PROVIDED MATERIAL:
--------

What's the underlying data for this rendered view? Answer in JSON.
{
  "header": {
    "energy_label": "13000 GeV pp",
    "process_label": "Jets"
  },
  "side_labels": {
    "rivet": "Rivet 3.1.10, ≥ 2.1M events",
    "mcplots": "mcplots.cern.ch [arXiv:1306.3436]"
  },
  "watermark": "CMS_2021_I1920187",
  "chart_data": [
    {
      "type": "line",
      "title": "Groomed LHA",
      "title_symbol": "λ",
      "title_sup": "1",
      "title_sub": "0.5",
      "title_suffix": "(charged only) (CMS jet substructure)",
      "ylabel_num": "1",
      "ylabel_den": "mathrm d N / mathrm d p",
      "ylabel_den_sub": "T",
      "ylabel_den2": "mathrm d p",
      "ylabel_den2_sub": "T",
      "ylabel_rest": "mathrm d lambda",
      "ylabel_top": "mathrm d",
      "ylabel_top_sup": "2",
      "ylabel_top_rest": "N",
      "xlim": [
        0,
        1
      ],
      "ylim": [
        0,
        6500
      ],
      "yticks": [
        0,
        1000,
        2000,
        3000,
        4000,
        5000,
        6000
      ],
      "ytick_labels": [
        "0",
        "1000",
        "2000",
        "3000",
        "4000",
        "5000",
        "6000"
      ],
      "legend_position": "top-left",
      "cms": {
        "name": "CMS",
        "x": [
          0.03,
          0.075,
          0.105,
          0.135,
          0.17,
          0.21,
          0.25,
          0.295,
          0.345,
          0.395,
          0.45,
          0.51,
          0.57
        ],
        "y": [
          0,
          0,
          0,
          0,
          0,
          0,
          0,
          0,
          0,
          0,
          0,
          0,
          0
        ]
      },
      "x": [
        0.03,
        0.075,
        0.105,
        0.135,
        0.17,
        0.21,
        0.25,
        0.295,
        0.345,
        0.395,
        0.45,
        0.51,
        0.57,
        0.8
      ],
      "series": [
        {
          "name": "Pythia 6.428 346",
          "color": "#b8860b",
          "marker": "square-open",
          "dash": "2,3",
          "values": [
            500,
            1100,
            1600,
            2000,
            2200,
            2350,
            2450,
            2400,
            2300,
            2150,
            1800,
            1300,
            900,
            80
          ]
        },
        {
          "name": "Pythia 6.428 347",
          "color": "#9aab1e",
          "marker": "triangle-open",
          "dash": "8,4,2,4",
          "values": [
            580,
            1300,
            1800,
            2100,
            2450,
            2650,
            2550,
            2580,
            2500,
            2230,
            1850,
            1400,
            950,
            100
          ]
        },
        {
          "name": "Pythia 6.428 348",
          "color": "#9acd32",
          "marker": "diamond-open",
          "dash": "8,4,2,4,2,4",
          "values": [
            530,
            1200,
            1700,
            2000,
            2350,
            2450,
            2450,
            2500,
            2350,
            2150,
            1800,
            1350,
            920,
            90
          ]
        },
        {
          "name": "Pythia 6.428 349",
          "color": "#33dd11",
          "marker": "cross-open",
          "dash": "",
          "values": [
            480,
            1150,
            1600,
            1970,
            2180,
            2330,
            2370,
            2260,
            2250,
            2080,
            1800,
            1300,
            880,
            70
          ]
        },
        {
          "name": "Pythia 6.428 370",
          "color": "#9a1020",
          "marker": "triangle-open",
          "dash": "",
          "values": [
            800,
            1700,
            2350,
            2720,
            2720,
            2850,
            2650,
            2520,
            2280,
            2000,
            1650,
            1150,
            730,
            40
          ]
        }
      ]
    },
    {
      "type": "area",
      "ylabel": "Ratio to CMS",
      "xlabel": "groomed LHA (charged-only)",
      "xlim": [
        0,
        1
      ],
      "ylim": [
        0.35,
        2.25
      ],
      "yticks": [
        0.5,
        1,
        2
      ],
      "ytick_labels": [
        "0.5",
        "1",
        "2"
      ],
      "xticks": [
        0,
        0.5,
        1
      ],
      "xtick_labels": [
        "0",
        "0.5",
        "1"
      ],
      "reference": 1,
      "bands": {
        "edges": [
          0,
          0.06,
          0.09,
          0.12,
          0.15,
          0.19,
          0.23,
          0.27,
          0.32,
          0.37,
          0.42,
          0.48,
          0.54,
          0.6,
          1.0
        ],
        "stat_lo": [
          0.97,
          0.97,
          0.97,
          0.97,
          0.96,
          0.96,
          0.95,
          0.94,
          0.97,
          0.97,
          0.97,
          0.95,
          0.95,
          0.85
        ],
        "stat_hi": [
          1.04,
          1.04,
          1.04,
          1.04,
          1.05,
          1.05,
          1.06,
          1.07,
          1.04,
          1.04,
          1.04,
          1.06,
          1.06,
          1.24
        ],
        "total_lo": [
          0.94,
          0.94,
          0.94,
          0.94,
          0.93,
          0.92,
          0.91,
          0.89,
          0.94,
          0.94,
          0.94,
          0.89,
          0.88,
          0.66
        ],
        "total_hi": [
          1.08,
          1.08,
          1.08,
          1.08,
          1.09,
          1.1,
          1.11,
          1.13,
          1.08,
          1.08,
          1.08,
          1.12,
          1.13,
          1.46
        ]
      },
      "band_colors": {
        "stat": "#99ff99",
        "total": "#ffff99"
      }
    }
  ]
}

--------

AIM OF THE EXERCISE:
Scan the records above and report how many lines include the word "Pythia", without any other text.

RESPONSE FOR THIS EXERCISE:
5